§ **GIVEN TASK**
Write out the entries again exactly as they are given.

§ **RECORDS PROVIDED**
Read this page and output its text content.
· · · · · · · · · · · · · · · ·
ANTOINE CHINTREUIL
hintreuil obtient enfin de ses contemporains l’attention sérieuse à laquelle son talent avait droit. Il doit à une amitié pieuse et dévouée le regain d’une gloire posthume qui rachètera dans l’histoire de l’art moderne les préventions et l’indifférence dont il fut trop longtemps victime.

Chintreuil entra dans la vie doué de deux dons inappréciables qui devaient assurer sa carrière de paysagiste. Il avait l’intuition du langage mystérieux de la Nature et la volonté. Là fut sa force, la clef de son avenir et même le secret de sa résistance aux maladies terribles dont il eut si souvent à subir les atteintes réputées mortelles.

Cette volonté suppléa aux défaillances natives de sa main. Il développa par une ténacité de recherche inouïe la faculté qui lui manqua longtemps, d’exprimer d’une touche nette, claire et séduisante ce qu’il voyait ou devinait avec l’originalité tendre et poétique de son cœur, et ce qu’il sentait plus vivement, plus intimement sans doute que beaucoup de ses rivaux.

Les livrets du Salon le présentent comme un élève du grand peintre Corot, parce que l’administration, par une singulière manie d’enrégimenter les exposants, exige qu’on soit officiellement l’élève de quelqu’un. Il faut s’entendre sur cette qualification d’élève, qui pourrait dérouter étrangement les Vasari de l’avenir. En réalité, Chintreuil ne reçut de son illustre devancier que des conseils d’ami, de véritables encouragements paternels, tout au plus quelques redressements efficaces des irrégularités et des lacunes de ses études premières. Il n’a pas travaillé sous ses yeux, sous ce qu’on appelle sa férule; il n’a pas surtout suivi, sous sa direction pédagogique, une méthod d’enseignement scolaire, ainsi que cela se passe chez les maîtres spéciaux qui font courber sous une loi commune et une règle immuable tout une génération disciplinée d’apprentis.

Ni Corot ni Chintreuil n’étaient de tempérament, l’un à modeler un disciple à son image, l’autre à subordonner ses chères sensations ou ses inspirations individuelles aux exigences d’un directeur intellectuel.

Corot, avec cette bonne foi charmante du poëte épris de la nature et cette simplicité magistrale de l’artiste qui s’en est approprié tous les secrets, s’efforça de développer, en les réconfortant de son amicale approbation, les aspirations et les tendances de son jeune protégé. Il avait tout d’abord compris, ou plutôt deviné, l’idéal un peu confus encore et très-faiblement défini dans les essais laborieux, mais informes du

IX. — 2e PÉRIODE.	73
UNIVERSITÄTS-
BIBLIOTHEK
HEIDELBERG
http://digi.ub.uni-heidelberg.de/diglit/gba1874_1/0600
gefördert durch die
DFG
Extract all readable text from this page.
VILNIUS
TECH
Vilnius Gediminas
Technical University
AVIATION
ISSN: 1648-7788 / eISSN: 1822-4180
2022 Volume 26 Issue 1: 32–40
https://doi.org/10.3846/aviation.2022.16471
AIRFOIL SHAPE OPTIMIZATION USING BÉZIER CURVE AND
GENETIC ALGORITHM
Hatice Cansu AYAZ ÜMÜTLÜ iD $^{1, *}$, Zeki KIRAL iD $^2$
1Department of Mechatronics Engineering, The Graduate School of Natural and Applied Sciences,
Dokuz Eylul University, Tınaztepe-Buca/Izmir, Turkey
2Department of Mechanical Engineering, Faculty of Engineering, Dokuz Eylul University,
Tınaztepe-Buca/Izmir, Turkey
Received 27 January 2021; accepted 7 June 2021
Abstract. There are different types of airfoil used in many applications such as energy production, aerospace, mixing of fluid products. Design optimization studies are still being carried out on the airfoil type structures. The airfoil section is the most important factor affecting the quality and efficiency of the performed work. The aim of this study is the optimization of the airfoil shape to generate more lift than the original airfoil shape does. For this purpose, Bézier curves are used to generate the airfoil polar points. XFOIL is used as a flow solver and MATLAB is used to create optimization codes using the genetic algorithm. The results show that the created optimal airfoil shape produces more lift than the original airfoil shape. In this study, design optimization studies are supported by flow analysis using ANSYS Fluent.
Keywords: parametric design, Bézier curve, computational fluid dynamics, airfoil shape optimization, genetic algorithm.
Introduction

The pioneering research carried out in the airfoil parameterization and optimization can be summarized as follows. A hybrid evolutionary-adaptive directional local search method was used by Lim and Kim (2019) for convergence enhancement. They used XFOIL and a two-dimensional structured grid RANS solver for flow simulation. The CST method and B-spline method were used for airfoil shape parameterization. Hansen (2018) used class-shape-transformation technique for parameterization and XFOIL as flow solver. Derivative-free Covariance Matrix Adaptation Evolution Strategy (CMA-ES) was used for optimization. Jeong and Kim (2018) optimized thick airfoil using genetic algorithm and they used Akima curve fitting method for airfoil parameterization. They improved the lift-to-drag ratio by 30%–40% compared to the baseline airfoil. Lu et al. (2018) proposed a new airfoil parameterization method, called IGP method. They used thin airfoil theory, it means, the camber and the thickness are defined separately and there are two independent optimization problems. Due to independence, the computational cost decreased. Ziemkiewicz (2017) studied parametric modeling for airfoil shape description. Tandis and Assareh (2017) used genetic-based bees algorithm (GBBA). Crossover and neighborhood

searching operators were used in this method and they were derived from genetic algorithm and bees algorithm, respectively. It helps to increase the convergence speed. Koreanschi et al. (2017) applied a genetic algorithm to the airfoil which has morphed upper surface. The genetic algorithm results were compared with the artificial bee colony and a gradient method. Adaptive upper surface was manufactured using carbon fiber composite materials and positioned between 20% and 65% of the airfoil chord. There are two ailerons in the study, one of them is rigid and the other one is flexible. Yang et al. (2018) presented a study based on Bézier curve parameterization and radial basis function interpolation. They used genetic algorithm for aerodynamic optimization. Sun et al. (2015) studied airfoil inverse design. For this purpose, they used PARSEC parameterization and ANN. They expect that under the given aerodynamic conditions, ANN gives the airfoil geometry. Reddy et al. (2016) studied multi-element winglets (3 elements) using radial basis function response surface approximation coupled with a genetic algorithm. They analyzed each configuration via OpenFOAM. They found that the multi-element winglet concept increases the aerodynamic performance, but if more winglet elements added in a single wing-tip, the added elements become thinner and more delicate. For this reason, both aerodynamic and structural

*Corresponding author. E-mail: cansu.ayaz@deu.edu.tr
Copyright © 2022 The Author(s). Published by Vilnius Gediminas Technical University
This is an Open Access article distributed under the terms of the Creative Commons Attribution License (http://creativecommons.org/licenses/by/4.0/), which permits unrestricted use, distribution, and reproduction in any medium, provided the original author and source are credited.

§ **RESPONSE BELOW**
Read this page and output its text content.
· · · · · · · · · · · · · · · ·
ANTOINE CHINTREUIL
hintreuil obtient enfin de ses contemporains l’attention sérieuse à laquelle son talent avait droit. Il doit à une amitié pieuse et dévouée le regain d’une gloire posthume qui rachètera dans l’histoire de l’art moderne les préventions et l’indifférence dont il fut trop longtemps victime.

Chintreuil entra dans la vie doué de deux dons inappréciables qui devaient assurer sa carrière de paysagiste. Il avait l’intuition du langage mystérieux de la Nature et la volonté. Là fut sa force, la clef de son avenir et même le secret de sa résistance aux maladies terribles dont il eut si souvent à subir les atteintes réputées mortelles.

Cette volonté suppléa aux défaillances natives de sa main. Il développa par une ténacité de recherche inouïe la faculté qui lui manqua longtemps, d’exprimer d’une touche nette, claire et séduisante ce qu’il voyait ou devinait avec l’originalité tendre et poétique de son cœur, et ce qu’il sentait plus vivement, plus intimement sans doute que beaucoup de ses rivaux.

Les livrets du Salon le présentent comme un élève du grand peintre Corot, parce que l’administration, par une singulière manie d’enrégimenter les exposants, exige qu’on soit officiellement l’élève de quelqu’un. Il faut s’entendre sur cette qualification d’élève, qui pourrait dérouter étrangement les Vasari de l’avenir. En réalité, Chintreuil ne reçut de son illustre devancier que des conseils d’ami, de véritables encouragements paternels, tout au plus quelques redressements efficaces des irrégularités et des lacunes de ses études premières. Il n’a pas travaillé sous ses yeux, sous ce qu’on appelle sa férule; il n’a pas surtout suivi, sous sa direction pédagogique, une méthod d’enseignement scolaire, ainsi que cela se passe chez les maîtres spéciaux qui font courber sous une loi commune et une règle immuable tout une génération disciplinée d’apprentis.

Ni Corot ni Chintreuil n’étaient de tempérament, l’un à modeler un disciple à son image, l’autre à subordonner ses chères sensations ou ses inspirations individuelles aux exigences d’un directeur intellectuel.

Corot, avec cette bonne foi charmante du poëte épris de la nature et cette simplicité magistrale de l’artiste qui s’en est approprié tous les secrets, s’efforça de développer, en les réconfortant de son amicale approbation, les aspirations et les tendances de son jeune protégé. Il avait tout d’abord compris, ou plutôt deviné, l’idéal un peu confus encore et très-faiblement défini dans les essais laborieux, mais informes du

IX. — 2e PÉRIODE.	73
UNIVERSITÄTS-
BIBLIOTHEK
HEIDELBERG
http://digi.ub.uni-heidelberg.de/diglit/gba1874_1/0600
gefördert durch die
DFG
Extract all readable text from this page.
VILNIUS
TECH
Vilnius Gediminas
Technical University
AVIATION
ISSN: 1648-7788 / eISSN: 1822-4180
2022 Volume 26 Issue 1: 32–40
https://doi.org/10.3846/aviation.2022.16471
AIRFOIL SHAPE OPTIMIZATION USING BÉZIER CURVE AND
GENETIC ALGORITHM
Hatice Cansu AYAZ ÜMÜTLÜ iD $^{1, *}$, Zeki KIRAL iD $^2$
1Department of Mechatronics Engineering, The Graduate School of Natural and Applied Sciences,
Dokuz Eylul University, Tınaztepe-Buca/Izmir, Turkey
2Department of Mechanical Engineering, Faculty of Engineering, Dokuz Eylul University,
Tınaztepe-Buca/Izmir, Turkey
Received 27 January 2021; accepted 7 June 2021
Abstract. There are different types of airfoil used in many applications such as energy production, aerospace, mixing of fluid products. Design optimization studies are still being carried out on the airfoil type structures. The airfoil section is the most important factor affecting the quality and efficiency of the performed work. The aim of this study is the optimization of the airfoil shape to generate more lift than the original airfoil shape does. For this purpose, Bézier curves are used to generate the airfoil polar points. XFOIL is used as a flow solver and MATLAB is used to create optimization codes using the genetic algorithm. The results show that the created optimal airfoil shape produces more lift than the original airfoil shape. In this study, design optimization studies are supported by flow analysis using ANSYS Fluent.
Keywords: parametric design, Bézier curve, computational fluid dynamics, airfoil shape optimization, genetic algorithm.
Introduction

The pioneering research carried out in the airfoil parameterization and optimization can be summarized as follows. A hybrid evolutionary-adaptive directional local search method was used by Lim and Kim (2019) for convergence enhancement. They used XFOIL and a two-dimensional structured grid RANS solver for flow simulation. The CST method and B-spline method were used for airfoil shape parameterization. Hansen (2018) used class-shape-transformation technique for parameterization and XFOIL as flow solver. Derivative-free Covariance Matrix Adaptation Evolution Strategy (CMA-ES) was used for optimization. Jeong and Kim (2018) optimized thick airfoil using genetic algorithm and they used Akima curve fitting method for airfoil parameterization. They improved the lift-to-drag ratio by 30%–40% compared to the baseline airfoil. Lu et al. (2018) proposed a new airfoil parameterization method, called IGP method. They used thin airfoil theory, it means, the camber and the thickness are defined separately and there are two independent optimization problems. Due to independence, the computational cost decreased. Ziemkiewicz (2017) studied parametric modeling for airfoil shape description. Tandis and Assareh (2017) used genetic-based bees algorithm (GBBA). Crossover and neighborhood

searching operators were used in this method and they were derived from genetic algorithm and bees algorithm, respectively. It helps to increase the convergence speed. Koreanschi et al. (2017) applied a genetic algorithm to the airfoil which has morphed upper surface. The genetic algorithm results were compared with the artificial bee colony and a gradient method. Adaptive upper surface was manufactured using carbon fiber composite materials and positioned between 20% and 65% of the airfoil chord. There are two ailerons in the study, one of them is rigid and the other one is flexible. Yang et al. (2018) presented a study based on Bézier curve parameterization and radial basis function interpolation. They used genetic algorithm for aerodynamic optimization. Sun et al. (2015) studied airfoil inverse design. For this purpose, they used PARSEC parameterization and ANN. They expect that under the given aerodynamic conditions, ANN gives the airfoil geometry. Reddy et al. (2016) studied multi-element winglets (3 elements) using radial basis function response surface approximation coupled with a genetic algorithm. They analyzed each configuration via OpenFOAM. They found that the multi-element winglet concept increases the aerodynamic performance, but if more winglet elements added in a single wing-tip, the added elements become thinner and more delicate. For this reason, both aerodynamic and structural

*Corresponding author. E-mail: cansu.ayaz@deu.edu.tr
Copyright © 2022 The Author(s). Published by Vilnius Gediminas Technical University
This is an Open Access article distributed under the terms of the Creative Commons Attribution License (http://creativecommons.org/licenses/by/4.0/), which permits unrestricted use, distribution, and reproduction in any medium, provided the original author and source are credited.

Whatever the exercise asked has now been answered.